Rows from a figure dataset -
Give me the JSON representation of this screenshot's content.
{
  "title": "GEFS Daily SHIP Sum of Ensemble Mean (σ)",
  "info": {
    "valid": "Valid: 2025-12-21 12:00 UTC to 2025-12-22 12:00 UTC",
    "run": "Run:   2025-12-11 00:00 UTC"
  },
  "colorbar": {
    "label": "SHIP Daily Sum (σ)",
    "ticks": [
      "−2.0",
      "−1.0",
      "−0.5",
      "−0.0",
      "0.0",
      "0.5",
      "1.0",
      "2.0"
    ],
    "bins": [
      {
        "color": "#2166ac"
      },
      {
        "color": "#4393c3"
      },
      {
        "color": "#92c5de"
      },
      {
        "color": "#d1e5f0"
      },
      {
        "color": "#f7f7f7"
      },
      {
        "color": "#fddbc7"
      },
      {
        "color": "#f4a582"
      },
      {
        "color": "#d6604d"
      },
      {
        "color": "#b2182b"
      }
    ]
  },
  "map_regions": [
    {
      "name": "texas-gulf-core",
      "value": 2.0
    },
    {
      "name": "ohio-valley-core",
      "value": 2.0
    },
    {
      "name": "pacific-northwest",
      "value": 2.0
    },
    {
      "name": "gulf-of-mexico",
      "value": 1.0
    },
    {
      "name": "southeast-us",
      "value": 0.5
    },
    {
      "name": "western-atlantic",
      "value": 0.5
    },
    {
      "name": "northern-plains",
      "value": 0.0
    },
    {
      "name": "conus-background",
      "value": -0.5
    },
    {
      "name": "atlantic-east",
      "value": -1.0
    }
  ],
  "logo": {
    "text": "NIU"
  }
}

YOUR OBJECTIVE - Transcribe each entry precisely, missing none.

FINAL RESULT -
Give me the JSON representation of this screenshot's content.
{
  "title": "GEFS Daily SHIP Sum of Ensemble Mean (σ)",
  "info": {
    "valid": "Valid: 2025-12-21 12:00 UTC to 2025-12-22 12:00 UTC",
    "run": "Run:   2025-12-11 00:00 UTC"
  },
  "colorbar": {
    "label": "SHIP Daily Sum (σ)",
    "ticks": [
      "−2.0",
      "−1.0",
      "−0.5",
      "−0.0",
      "0.0",
      "0.5",
      "1.0",
      "2.0"
    ],
    "bins": [
      {
        "color": "#2166ac"
      },
      {
        "color": "#4393c3"
      },
      {
        "color": "#92c5de"
      },
      {
        "color": "#d1e5f0"
      },
      {
        "color": "#f7f7f7"
      },
      {
        "color": "#fddbc7"
      },
      {
        "color": "#f4a582"
      },
      {
        "color": "#d6604d"
      },
      {
        "color": "#b2182b"
      }
    ]
  },
  "map_regions": [
    {
      "name": "texas-gulf-core",
      "value": 2.0
    },
    {
      "name": "ohio-valley-core",
      "value": 2.0
    },
    {
      "name": "pacific-northwest",
      "value": 2.0
    },
    {
      "name": "gulf-of-mexico",
      "value": 1.0
    },
    {
      "name": "southeast-us",
      "value": 0.5
    },
    {
      "name": "western-atlantic",
      "value": 0.5
    },
    {
      "name": "northern-plains",
      "value": 0.0
    },
    {
      "name": "conus-background",
      "value": -0.5
    },
    {
      "name": "atlantic-east",
      "value": -1.0
    }
  ],
  "logo": {
    "text": "NIU"
  }
}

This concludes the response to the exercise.